§ **Task to carry out**: Copy out all lines carrying the word "bulk".

----------------------------------------

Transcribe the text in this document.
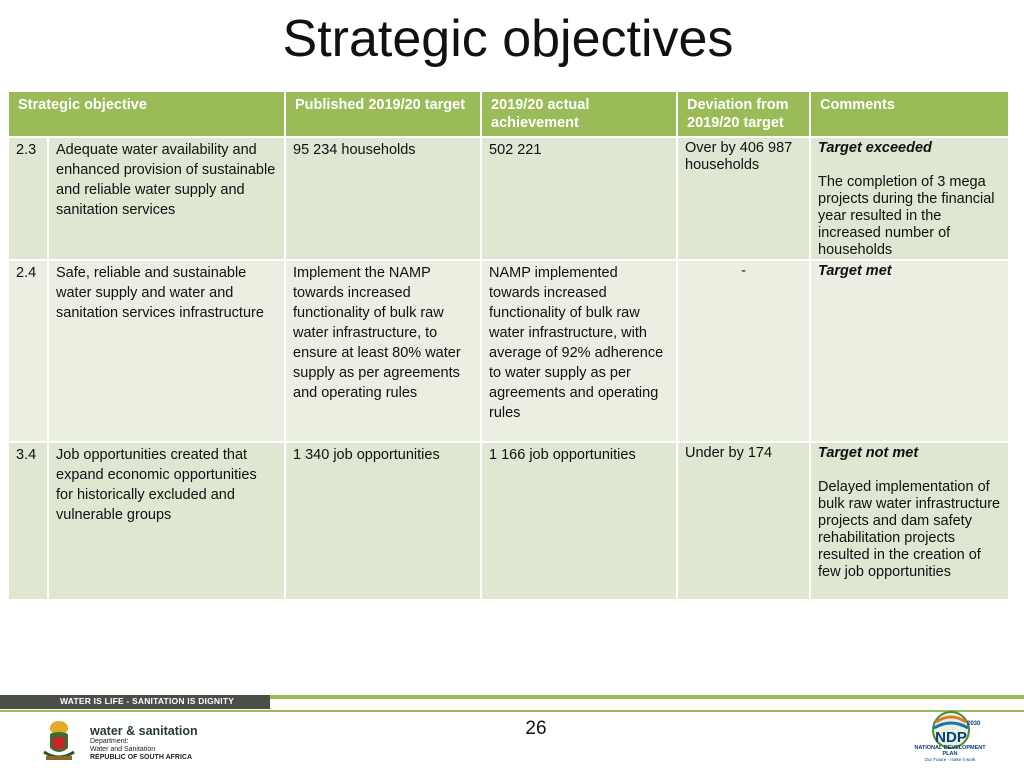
Strategic objectives
Strategic objective		Published 2019/20 target	2019/20 actual achievement	Deviation from 2019/20 target	Comments
2.3	Adequate water availability and enhanced provision of sustainable and reliable water supply and sanitation services	95 234 households	502 221	Over by 406 987 households	Target exceeded
The completion of 3 mega projects during the financial year resulted in the increased number of households

2.4	Safe, reliable and sustainable water supply and water and sanitation services infrastructure	Implement the NAMP towards increased functionality of bulk raw water infrastructure, to ensure at least 80% water supply as per agreements and operating rules	NAMP implemented towards increased functionality of bulk raw water infrastructure, with average of 92% adherence to water supply as per agreements and operating rules	-	Target met

3.4	Job opportunities created that expand economic opportunities for historically excluded and vulnerable groups	1 340 job opportunities	1 166 job opportunities	Under by 174	Target not met
Delayed implementation of bulk raw water infrastructure projects and dam safety rehabilitation projects resulted in the creation of few job opportunities
WATER IS LIFE - SANITATION IS DIGNITY
26
water & sanitation
Department:
Water and Sanitation
REPUBLIC OF SOUTH AFRICA
2030
NDP
NATIONAL DEVELOPMENT PLAN
Our Future - make it work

----------------------------------------

§ **The result**:
2.4	Safe, reliable and sustainable water supply and water and sanitation services infrastructure	Implement the NAMP towards increased functionality of bulk raw water infrastructure, to ensure at least 80% water supply as per agreements and operating rules	NAMP implemented towards increased functionality of bulk raw water infrastructure, with average of 92% adherence to water supply as per agreements and operating rules	-	Target met
Delayed implementation of bulk raw water infrastructure projects and dam safety rehabilitation projects resulted in the creation of few job opportunities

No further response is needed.